-- Start Data excerpts --

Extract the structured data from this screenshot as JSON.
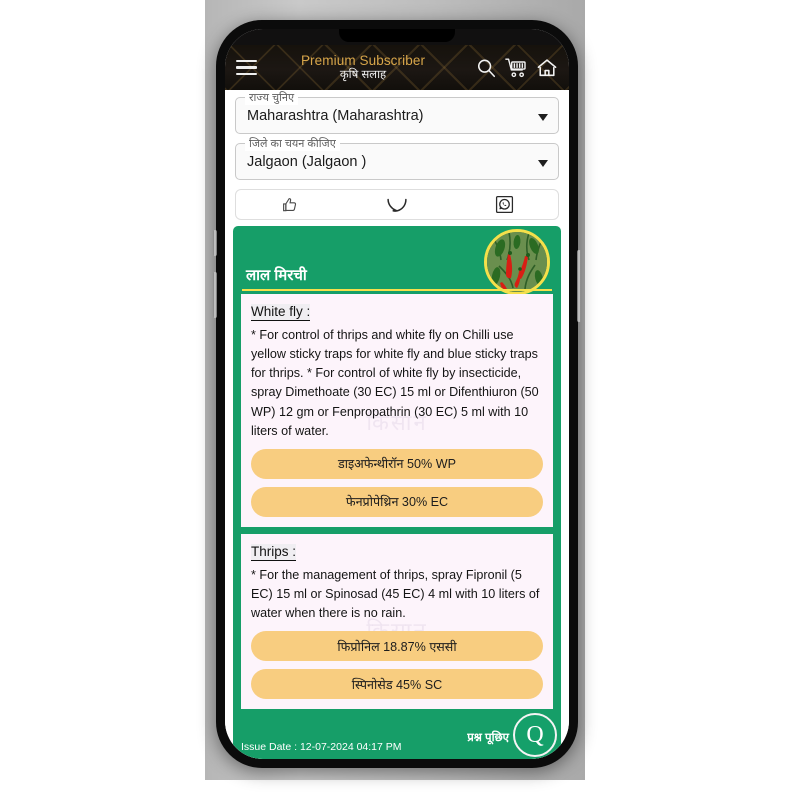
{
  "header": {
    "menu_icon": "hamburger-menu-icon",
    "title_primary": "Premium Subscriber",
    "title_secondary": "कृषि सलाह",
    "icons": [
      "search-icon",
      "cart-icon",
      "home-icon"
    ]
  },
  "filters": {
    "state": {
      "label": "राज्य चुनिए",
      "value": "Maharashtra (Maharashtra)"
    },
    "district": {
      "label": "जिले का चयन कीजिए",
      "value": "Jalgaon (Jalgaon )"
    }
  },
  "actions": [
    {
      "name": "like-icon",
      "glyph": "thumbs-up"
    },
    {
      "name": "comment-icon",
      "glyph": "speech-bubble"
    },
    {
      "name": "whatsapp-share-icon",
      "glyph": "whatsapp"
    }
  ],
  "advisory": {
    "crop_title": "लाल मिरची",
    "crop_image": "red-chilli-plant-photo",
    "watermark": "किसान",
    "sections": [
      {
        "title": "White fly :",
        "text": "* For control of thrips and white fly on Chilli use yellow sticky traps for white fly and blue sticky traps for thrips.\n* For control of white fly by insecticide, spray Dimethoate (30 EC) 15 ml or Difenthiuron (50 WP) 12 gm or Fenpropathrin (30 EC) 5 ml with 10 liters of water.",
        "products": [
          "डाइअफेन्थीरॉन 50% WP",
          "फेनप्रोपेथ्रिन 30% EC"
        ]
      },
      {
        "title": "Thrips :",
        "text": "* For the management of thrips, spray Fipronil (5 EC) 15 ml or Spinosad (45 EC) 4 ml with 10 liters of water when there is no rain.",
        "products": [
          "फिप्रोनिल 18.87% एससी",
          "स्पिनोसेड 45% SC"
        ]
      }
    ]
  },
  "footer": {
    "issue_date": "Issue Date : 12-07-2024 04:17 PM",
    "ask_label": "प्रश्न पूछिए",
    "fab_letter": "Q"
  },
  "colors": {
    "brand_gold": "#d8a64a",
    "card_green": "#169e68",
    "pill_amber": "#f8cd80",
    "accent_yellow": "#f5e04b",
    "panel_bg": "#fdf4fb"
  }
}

-- End Data excerpts --

• Work to complete:
Search the data above for the string "whatsapp" and return every line that has it.

• Reply:
      "name": "whatsapp-share-icon",
      "glyph": "whatsapp"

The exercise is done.